[Stored records]
--- Start ---
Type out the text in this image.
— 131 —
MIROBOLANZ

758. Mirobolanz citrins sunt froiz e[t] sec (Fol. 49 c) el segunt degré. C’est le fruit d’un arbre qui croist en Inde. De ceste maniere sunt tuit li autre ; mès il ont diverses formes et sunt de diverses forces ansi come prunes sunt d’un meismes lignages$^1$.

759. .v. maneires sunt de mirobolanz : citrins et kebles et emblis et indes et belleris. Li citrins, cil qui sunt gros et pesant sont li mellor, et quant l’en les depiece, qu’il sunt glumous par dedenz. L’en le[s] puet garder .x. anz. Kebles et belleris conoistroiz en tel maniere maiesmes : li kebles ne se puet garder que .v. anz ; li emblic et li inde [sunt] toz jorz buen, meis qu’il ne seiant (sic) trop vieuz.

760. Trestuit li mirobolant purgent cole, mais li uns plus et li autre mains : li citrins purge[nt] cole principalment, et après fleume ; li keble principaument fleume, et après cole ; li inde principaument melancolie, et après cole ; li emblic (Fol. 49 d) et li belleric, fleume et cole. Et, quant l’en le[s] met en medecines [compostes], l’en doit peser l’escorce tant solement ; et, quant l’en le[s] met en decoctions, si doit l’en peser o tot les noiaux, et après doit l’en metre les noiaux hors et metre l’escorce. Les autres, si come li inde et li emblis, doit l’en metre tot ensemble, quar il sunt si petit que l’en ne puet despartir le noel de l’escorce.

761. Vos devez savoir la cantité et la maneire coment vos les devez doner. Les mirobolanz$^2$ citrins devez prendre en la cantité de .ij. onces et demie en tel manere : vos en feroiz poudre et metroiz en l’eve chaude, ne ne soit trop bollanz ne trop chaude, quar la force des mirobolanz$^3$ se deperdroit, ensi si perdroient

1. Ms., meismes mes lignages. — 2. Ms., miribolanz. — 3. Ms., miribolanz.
--- End ---
◆ Your instructions:
Pick out the lines above that hold the string "lignages" and show them.

◆ Exercise answer:
758. Mirobolanz citrins sunt froiz e[t] sec (Fol. 49 c) el segunt degré. C’est le fruit d’un arbre qui croist en Inde. De ceste maniere sunt tuit li autre ; mès il ont diverses formes et sunt de diverses forces ansi come prunes sunt d’un meismes lignages$^1$.
1. Ms., meismes mes lignages. — 2. Ms., miribolanz. — 3. Ms., miribolanz.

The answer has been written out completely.